Vienna is hard to describe by words and you’ll understand why as soon as you arrive there. Adjectives such as: wonderful, gorgeous, luminous, incredible or mesmerising are not enough. This city in northeastern Austria is a mixture of the imperial heritage left by many years of powerful dynasties and innovations created by artists, architects, entrepreneurs and hipsters. Everybody can discover Vienna in their own way – by choosing the best from this immensity of culture, history, traditions and new ideas.
Here are some attractions that you may not want to miss while visiting Vienna for the first time.
The Natural History Museum
It’s not easy to choose one best museum from hundreds of them in the whole city. Each offers different experiences, histories and memories – from the Mozarthaus Vienna and the Strauss Museum to the Vienna Observatory, the Globe Museum or the Esperanto Museum.

**RECORDED INFORMATION**
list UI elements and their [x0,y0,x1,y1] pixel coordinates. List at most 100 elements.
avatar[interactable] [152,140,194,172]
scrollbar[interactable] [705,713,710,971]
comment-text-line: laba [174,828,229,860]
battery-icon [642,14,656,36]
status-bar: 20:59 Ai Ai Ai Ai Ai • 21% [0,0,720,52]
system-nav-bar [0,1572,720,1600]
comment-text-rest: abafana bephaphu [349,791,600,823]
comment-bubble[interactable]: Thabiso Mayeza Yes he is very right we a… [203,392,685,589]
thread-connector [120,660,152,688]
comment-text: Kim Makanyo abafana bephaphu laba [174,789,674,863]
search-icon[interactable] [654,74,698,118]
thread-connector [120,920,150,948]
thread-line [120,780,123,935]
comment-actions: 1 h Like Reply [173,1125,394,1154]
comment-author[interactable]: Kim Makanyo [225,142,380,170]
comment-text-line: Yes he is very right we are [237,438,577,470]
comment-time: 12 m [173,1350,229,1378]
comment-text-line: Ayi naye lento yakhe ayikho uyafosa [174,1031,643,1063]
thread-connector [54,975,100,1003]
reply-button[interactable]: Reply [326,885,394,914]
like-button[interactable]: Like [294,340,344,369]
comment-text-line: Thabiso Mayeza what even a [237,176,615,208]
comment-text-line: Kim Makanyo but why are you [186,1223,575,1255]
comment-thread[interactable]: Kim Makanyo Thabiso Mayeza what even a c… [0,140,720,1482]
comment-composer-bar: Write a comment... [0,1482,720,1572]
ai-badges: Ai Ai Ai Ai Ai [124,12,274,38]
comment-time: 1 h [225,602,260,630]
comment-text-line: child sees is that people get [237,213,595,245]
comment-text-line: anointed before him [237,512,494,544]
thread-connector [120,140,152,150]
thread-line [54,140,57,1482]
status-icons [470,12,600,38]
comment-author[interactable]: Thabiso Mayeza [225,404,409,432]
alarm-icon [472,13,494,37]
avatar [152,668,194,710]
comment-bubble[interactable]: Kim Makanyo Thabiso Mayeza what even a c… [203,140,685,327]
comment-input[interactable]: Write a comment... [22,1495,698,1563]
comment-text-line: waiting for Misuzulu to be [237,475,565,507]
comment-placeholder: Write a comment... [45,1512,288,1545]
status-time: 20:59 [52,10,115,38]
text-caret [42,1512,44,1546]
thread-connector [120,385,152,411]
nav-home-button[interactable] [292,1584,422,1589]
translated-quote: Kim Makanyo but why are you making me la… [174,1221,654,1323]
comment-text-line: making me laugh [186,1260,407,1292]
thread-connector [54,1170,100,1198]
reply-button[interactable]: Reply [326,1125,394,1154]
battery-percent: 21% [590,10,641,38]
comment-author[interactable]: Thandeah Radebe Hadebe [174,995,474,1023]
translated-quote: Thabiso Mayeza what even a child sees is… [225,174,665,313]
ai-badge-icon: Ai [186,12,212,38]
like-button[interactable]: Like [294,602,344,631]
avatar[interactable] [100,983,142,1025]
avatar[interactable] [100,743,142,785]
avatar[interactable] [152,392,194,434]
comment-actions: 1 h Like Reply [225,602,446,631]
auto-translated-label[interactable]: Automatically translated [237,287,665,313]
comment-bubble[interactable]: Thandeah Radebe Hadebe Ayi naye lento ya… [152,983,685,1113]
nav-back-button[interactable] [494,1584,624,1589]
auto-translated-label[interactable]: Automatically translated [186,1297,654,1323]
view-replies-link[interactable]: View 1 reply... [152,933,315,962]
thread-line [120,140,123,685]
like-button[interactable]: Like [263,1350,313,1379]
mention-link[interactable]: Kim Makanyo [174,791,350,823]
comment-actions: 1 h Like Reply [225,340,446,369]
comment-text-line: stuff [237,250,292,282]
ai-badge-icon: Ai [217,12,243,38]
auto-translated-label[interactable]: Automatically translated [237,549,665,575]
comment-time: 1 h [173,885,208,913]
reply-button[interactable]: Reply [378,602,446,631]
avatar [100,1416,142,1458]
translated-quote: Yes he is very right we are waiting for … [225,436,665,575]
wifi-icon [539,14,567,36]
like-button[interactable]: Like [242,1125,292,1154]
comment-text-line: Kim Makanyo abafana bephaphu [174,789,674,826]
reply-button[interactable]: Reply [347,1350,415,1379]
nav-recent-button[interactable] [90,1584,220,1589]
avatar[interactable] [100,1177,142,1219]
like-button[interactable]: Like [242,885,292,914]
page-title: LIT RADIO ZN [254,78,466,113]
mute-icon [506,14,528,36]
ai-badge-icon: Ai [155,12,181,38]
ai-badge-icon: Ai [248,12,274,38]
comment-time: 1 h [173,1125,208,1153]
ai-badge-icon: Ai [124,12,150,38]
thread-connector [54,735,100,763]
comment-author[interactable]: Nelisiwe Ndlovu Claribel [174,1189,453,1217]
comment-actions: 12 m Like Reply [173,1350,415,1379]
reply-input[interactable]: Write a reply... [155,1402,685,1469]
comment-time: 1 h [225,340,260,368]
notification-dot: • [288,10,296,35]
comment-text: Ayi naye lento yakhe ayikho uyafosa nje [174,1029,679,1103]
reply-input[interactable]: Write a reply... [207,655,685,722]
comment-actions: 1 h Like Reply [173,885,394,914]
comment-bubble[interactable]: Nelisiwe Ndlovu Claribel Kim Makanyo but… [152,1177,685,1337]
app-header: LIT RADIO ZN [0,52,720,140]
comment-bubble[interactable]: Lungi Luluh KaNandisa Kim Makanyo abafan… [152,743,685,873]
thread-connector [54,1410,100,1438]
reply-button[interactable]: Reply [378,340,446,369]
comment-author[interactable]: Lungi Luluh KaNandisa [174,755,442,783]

**WORK REQUIRED**
Pick up the Vienna travel article after its last sentence and continue the section headed "The Natural History Museum."

**RESPONSE**
However, if you were to pick only one for your first visit in Vienna, it is definitely worth seeing the Natural History Museum. Even if you are not a museum-lover, you will probably spend at least a few hours there.
Opened in 1889, the Museum presents a rich collection of heritage of several austrian monarchs, installed in 39 exhibition halls. The most impressive collection is the one of various species of birds, animals, insects, dinosaurs and stones, which is why even kids love that place. The Museum is also famous for its biggest and oldest public exhibition of meteorites, including even the one from Mars, called “Tissint”. You will also see some unique objects such as the Venus from Villendorf or gigantic skeletons of dinosaurs!
What’s more, you will have a chance to see the Digital Planetarium, which offers fascinating virtual space trips to the Milky Way and Saturn.
There are different tours and workshops for groups and individuals organized in the Museum everyday. It includes guided tours with a dinner at the roof of the museum or even a night at the museum ending in the morning with delicious breakfast!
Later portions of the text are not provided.